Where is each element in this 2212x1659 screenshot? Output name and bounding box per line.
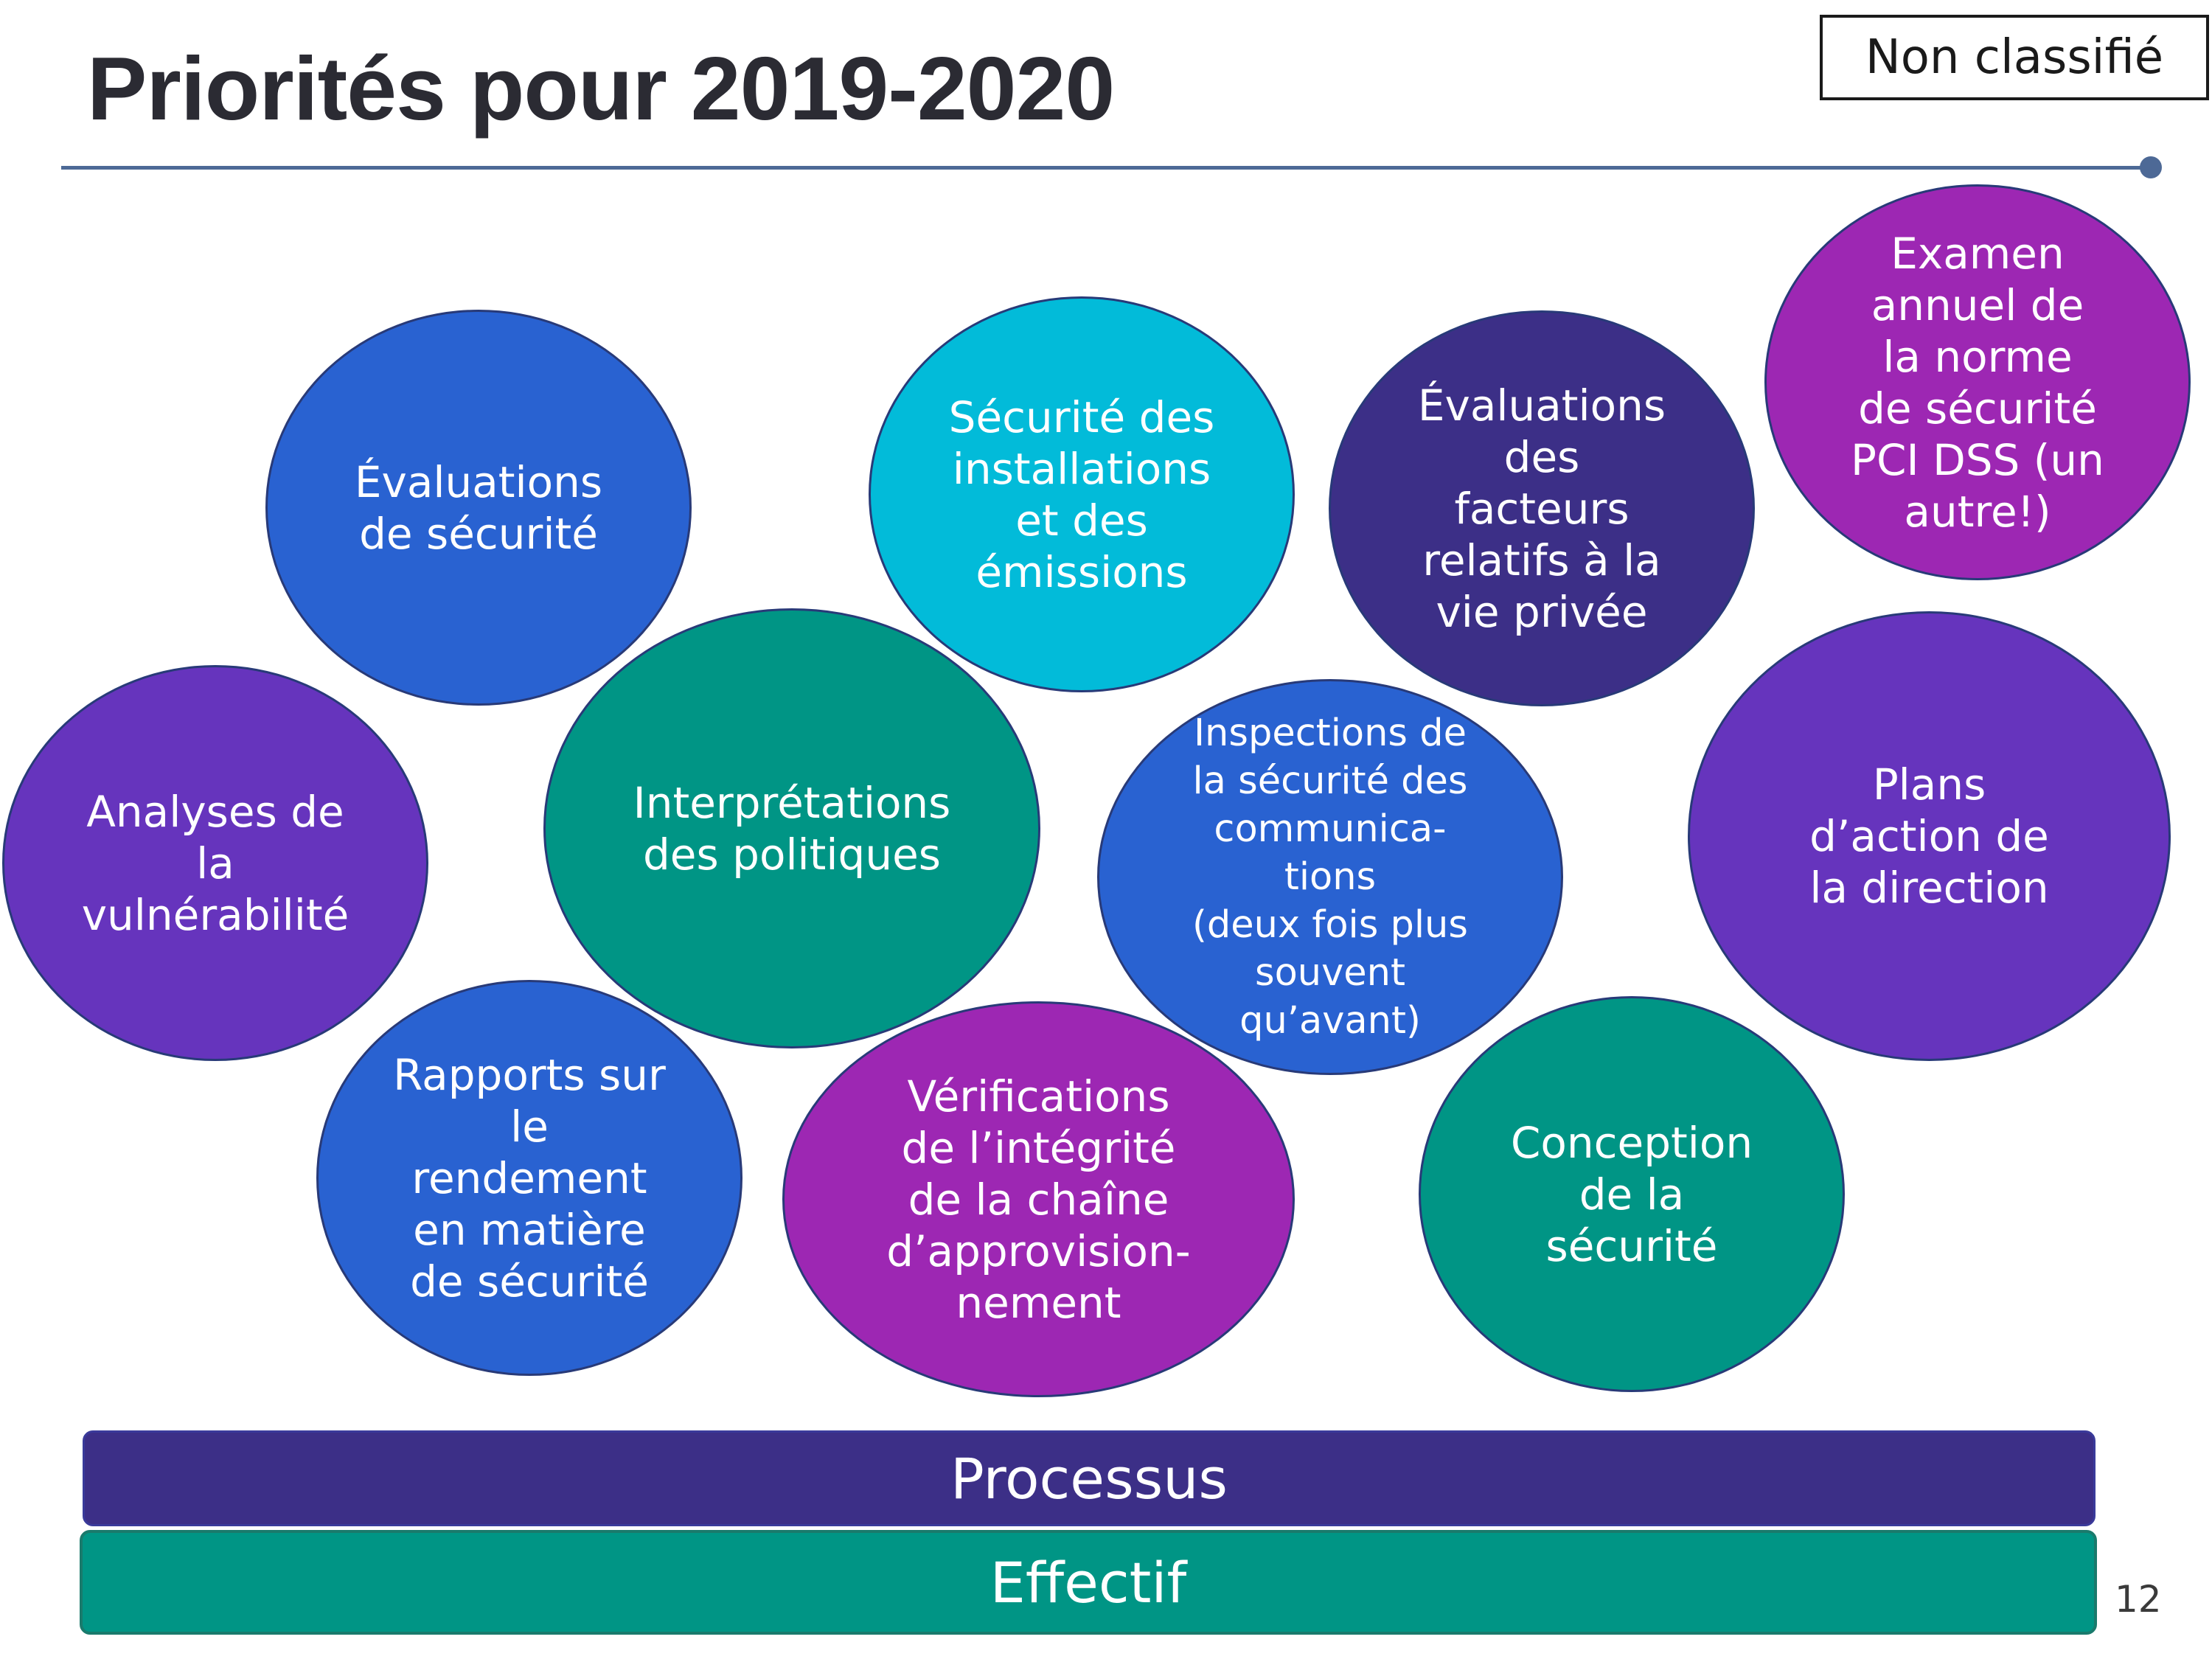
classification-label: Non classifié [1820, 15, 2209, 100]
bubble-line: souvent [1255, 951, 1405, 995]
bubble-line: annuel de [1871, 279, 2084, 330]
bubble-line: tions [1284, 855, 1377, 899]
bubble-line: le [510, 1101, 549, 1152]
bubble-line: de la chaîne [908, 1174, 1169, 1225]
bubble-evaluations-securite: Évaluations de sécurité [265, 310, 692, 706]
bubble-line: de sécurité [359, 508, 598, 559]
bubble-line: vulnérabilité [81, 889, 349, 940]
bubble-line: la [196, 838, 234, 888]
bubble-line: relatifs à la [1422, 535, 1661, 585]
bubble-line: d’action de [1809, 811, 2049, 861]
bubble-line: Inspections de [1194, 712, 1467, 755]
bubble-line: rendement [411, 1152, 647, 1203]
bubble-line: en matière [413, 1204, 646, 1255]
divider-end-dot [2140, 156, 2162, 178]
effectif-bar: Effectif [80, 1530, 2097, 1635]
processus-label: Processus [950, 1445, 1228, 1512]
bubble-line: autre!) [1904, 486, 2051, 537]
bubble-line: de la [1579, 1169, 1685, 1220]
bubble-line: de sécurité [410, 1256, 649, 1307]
▬▬▬
Exercise brief: Retype all of the material above character for character, leaving out the picture.

Completed task:
Where is each element in this 2212x1659 screenshot? Output name and bounding box per line.
classification-label: Non classifié [1820, 15, 2209, 100]
bubble-line: souvent [1255, 951, 1405, 995]
bubble-line: annuel de [1871, 279, 2084, 330]
bubble-line: tions [1284, 855, 1377, 899]
bubble-line: le [510, 1101, 549, 1152]
bubble-line: de la chaîne [908, 1174, 1169, 1225]
bubble-evaluations-securite: Évaluations de sécurité [265, 310, 692, 706]
bubble-line: de sécurité [359, 508, 598, 559]
bubble-line: vulnérabilité [81, 889, 349, 940]
bubble-line: la [196, 838, 234, 888]
bubble-line: relatifs à la [1422, 535, 1661, 585]
bubble-line: d’action de [1809, 811, 2049, 861]
bubble-line: Inspections de [1194, 712, 1467, 755]
bubble-line: rendement [411, 1152, 647, 1203]
bubble-line: en matière [413, 1204, 646, 1255]
divider-end-dot [2140, 156, 2162, 178]
effectif-bar: Effectif [80, 1530, 2097, 1635]
processus-label: Processus [950, 1445, 1228, 1512]
bubble-line: autre!) [1904, 486, 2051, 537]
bubble-line: de la [1579, 1169, 1685, 1220]
bubble-line: de sécurité [410, 1256, 649, 1307]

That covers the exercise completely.